Rows from a data collection:
——————————
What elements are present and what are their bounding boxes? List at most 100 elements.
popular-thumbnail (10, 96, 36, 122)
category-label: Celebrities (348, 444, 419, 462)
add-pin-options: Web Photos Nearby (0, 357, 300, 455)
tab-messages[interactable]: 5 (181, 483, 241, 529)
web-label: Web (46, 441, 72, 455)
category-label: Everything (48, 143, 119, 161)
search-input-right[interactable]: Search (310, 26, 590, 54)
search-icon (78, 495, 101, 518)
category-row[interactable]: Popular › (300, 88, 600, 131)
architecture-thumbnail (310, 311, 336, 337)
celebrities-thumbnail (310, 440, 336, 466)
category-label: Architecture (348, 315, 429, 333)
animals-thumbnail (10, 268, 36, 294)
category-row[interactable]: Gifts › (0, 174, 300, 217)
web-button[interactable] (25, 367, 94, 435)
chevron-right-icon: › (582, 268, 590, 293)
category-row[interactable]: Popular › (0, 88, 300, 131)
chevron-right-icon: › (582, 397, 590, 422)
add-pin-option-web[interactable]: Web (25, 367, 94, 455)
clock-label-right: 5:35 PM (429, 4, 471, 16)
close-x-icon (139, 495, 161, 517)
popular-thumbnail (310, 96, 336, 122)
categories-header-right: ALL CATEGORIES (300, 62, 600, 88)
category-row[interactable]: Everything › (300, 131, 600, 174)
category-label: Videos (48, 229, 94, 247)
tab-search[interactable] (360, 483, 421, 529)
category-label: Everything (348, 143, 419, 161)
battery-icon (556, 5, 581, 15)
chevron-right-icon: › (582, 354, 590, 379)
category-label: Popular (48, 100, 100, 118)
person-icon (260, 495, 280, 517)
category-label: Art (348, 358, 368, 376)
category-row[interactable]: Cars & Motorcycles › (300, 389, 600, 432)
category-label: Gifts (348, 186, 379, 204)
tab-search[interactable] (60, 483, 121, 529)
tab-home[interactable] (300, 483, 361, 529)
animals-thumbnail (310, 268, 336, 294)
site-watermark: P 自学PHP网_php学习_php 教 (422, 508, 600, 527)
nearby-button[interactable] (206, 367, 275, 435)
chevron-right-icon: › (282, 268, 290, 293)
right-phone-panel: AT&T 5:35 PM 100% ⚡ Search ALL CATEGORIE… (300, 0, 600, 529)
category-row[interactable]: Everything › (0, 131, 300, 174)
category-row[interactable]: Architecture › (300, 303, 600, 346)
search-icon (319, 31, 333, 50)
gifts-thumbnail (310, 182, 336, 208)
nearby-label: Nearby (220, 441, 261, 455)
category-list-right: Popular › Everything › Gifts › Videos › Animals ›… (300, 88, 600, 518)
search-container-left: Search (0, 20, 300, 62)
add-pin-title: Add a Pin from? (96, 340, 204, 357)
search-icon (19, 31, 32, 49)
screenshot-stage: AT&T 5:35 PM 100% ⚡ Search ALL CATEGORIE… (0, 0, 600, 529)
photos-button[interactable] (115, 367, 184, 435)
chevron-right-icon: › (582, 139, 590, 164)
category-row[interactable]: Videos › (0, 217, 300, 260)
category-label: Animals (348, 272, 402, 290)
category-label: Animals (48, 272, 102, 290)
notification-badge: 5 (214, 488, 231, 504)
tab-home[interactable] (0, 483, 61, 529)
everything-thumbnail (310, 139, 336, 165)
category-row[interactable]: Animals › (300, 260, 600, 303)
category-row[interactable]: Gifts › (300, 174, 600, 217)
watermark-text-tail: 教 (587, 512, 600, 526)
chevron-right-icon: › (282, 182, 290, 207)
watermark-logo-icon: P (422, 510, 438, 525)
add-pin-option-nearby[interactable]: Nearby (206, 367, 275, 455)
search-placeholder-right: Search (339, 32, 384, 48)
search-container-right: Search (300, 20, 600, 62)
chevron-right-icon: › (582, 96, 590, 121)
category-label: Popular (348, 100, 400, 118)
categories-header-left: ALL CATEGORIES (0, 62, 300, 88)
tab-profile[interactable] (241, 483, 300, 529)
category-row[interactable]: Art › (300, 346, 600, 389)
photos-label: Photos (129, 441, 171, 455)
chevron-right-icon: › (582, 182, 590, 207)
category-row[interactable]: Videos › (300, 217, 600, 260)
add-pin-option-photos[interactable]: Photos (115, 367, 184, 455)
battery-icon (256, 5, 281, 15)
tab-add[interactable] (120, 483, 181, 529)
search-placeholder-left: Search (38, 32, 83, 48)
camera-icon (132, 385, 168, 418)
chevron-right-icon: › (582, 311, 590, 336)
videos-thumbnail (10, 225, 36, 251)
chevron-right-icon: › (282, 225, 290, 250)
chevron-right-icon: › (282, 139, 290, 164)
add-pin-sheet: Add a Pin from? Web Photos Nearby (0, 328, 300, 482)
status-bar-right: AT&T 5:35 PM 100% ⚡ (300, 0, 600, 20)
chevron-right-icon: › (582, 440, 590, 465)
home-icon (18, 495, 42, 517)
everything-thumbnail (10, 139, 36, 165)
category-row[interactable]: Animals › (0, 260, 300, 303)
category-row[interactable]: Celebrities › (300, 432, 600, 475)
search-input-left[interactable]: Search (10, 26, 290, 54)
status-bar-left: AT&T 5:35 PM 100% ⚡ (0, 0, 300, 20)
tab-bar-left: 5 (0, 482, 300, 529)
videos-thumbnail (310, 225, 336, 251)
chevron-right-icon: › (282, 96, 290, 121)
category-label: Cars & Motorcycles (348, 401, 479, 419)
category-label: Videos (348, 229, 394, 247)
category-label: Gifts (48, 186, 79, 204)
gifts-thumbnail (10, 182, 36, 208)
——————————
Lay out the rows as a JSON list of strings, one string per line and no blank lines. Begin with the first line of the rows and end with the line that contains "search-icon (78, 495, 101, 518)".

[
  "What elements are present and what are their bounding boxes? List at most 100 elements.",
  "popular-thumbnail (10, 96, 36, 122)",
  "category-label: Celebrities (348, 444, 419, 462)",
  "add-pin-options: Web Photos Nearby (0, 357, 300, 455)",
  "tab-messages[interactable]: 5 (181, 483, 241, 529)",
  "web-label: Web (46, 441, 72, 455)",
  "category-label: Everything (48, 143, 119, 161)",
  "search-input-right[interactable]: Search (310, 26, 590, 54)",
  "search-icon (78, 495, 101, 518)"
]